Mining

AngloGold must keep South Africa listing

Mponeng, in South Africa’s Gauteng province, is the world’s deepest gold mine. (Image courtesy of AngloGold Ashanti)

AngloGold Ashanti (NYSE: AU) (JSE: ANG) will have to keep trading shares in South Africa to conclude the sale of its last remaining assets in the country to rival Harmony Gold (JSE: HAR) (NYSE: HMY), a government official said on Friday. 

The company, which announced the sale of its remaining asset in the home country earlier this year for $300 million, must also keep its headquarters in Johannesburg, the source from the Department of Mineral Resources and Energy told Bloomberg.

AngloGold Ashanti first revealed plans to sell Mponeng, the world’s deepest mine and its last underground operation in South Africa, in May last year.

AngloGold must also keep its headquarters in Johannesburg, the Department of Mineral Resources and Energy said

Harmony Gold expressed interest in the mine and related assets a few months later. The acquisition of AngloGold’s operations in South Africa, it said at the time, would help it sustain growth and replace capacity coming from its Masimong and Unisel mines, which are running out of ore. 

The sale would mark AngloGold’s exit from South Africa to focus on more profitable mines in Ghana, Australia and the Americas.

TASK BRIEF
Continue the article on AngloGold Ashanti's sale of its South African assets to Harmony Gold from the point where it stops.

DATASET
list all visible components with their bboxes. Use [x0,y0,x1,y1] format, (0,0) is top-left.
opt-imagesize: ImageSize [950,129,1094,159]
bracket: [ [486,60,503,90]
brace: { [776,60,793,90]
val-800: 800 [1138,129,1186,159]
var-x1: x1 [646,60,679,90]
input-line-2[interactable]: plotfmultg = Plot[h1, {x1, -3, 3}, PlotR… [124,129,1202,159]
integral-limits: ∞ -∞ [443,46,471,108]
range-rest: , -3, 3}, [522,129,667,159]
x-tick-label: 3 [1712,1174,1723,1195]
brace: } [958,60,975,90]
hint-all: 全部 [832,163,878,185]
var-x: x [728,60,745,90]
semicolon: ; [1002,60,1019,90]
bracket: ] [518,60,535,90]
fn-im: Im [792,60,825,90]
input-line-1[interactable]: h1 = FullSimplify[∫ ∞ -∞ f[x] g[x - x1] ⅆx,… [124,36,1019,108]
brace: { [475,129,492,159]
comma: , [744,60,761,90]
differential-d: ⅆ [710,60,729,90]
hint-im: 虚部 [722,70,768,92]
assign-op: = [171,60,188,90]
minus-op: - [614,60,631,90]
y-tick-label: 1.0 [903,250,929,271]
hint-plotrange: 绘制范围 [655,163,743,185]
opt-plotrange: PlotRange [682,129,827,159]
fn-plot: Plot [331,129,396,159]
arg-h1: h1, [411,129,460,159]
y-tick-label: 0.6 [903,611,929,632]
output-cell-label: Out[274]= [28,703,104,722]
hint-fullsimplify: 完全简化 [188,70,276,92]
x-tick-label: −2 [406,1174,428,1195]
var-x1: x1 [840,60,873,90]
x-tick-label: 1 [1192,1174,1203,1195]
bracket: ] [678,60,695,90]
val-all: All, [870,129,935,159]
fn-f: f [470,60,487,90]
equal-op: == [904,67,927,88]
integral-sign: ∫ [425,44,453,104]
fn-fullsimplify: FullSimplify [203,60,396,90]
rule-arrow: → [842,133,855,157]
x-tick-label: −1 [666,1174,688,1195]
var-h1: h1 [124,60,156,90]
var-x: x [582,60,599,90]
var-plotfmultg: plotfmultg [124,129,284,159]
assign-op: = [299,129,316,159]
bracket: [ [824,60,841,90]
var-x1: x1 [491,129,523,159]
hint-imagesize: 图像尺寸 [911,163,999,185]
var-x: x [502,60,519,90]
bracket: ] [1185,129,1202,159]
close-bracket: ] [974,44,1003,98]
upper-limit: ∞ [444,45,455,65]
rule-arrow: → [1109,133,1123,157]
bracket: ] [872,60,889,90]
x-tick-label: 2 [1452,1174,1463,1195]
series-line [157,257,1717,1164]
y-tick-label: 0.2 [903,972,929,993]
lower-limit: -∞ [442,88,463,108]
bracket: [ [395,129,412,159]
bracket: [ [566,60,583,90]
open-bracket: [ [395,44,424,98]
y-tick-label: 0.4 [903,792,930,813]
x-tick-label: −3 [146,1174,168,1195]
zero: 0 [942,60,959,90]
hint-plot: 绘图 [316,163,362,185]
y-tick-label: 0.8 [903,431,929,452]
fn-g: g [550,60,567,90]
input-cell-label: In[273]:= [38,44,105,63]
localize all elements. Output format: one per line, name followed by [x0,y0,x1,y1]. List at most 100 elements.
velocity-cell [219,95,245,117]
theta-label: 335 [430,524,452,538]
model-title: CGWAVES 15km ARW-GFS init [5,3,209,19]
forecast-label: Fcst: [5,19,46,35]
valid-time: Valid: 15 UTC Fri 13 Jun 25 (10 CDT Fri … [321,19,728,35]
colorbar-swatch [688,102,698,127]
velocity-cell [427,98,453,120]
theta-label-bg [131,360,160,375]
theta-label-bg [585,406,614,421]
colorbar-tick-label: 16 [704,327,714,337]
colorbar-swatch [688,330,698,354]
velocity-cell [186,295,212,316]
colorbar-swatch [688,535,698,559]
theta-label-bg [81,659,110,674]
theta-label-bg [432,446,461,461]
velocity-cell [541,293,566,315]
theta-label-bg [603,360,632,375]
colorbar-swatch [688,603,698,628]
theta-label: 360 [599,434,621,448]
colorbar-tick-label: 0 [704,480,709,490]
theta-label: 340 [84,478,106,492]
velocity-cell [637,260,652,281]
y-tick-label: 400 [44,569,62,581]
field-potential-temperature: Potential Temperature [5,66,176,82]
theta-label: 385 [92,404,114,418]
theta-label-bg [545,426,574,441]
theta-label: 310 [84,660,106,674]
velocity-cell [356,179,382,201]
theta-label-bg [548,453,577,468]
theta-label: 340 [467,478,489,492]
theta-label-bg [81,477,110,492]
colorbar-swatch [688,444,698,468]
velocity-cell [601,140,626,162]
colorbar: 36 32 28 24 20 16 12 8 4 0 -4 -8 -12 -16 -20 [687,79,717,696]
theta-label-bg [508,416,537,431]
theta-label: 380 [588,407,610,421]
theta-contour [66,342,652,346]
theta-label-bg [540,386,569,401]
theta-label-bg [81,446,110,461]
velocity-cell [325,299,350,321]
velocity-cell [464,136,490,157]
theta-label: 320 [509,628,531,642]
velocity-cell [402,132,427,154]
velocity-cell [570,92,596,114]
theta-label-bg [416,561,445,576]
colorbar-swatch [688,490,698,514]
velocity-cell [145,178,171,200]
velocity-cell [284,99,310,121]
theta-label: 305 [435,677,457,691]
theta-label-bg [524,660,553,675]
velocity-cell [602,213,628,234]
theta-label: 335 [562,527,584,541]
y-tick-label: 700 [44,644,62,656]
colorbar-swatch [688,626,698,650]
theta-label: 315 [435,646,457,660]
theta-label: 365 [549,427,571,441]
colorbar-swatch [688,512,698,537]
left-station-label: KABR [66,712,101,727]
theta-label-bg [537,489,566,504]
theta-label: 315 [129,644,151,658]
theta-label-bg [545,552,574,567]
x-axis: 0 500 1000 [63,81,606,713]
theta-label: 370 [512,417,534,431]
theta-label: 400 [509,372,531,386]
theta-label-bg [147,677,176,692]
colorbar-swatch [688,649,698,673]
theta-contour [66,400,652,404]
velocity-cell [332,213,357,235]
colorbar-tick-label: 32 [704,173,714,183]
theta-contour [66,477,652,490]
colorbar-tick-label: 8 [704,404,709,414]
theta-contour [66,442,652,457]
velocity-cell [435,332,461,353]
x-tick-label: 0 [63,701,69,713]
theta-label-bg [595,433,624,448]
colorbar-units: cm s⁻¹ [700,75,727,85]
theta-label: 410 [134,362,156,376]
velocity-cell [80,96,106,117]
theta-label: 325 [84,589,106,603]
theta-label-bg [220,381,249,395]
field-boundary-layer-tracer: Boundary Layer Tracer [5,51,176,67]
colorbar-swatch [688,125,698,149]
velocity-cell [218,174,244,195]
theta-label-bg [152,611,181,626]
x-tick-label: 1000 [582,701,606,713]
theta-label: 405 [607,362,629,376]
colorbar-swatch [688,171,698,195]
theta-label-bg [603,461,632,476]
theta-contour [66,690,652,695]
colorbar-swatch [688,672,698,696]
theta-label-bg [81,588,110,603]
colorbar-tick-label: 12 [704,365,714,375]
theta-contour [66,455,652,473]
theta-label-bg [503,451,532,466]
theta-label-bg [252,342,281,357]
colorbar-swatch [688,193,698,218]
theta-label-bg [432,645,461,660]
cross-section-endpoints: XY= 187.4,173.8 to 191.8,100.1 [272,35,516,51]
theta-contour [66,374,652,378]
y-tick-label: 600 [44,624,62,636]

RESULT FOR THIS EXERCISE
The company, which recently lost Kelvin Dushnisky as chief executive, was born out of the mines bought and built by Anglo American (LON: AAL), the mining mammoth founded by the Oppenheimer family more than a century ago.

End of an era

The company was the dominant gold miner for decades, but progressively became weaker as it closed and sold old mines in South Africa, in favour of offshore investments.

Harmony’s chief executive officer, Peter Steenkamp, has repeatedly said that South Africa is its main investment target.

South Africa’s gold industry, however, continues to face mounting challenges, including geological and safety aspects of extracting ore from the world’s deepest mines.

Harmony is betting on recreating the successful strategy applied after it bought Anglo’s Moab Khotsong mine in 2017. Half of that money has already been paid back, Steenkamp said.